- _Goal_
Your task is to print all of the data word for word.

- _Information supplied_
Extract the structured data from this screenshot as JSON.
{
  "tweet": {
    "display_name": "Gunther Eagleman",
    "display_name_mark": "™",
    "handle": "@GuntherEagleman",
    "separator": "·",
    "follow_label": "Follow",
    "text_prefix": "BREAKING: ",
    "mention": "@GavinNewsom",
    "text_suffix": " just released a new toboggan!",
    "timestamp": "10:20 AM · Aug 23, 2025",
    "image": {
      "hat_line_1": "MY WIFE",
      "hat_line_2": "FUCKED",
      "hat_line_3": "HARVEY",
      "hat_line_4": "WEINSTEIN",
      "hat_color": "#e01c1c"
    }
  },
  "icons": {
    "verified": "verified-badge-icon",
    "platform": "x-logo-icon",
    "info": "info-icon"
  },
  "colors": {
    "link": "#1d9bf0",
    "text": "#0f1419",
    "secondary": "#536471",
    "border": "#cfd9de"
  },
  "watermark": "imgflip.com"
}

- _Task answer_
Extract the structured data from this screenshot as JSON.
{
  "tweet": {
    "display_name": "Gunther Eagleman",
    "display_name_mark": "™",
    "handle": "@GuntherEagleman",
    "separator": "·",
    "follow_label": "Follow",
    "text_prefix": "BREAKING: ",
    "mention": "@GavinNewsom",
    "text_suffix": " just released a new toboggan!",
    "timestamp": "10:20 AM · Aug 23, 2025",
    "image": {
      "hat_line_1": "MY WIFE",
      "hat_line_2": "FUCKED",
      "hat_line_3": "HARVEY",
      "hat_line_4": "WEINSTEIN",
      "hat_color": "#e01c1c"
    }
  },
  "icons": {
    "verified": "verified-badge-icon",
    "platform": "x-logo-icon",
    "info": "info-icon"
  },
  "colors": {
    "link": "#1d9bf0",
    "text": "#0f1419",
    "secondary": "#536471",
    "border": "#cfd9de"
  },
  "watermark": "imgflip.com"
}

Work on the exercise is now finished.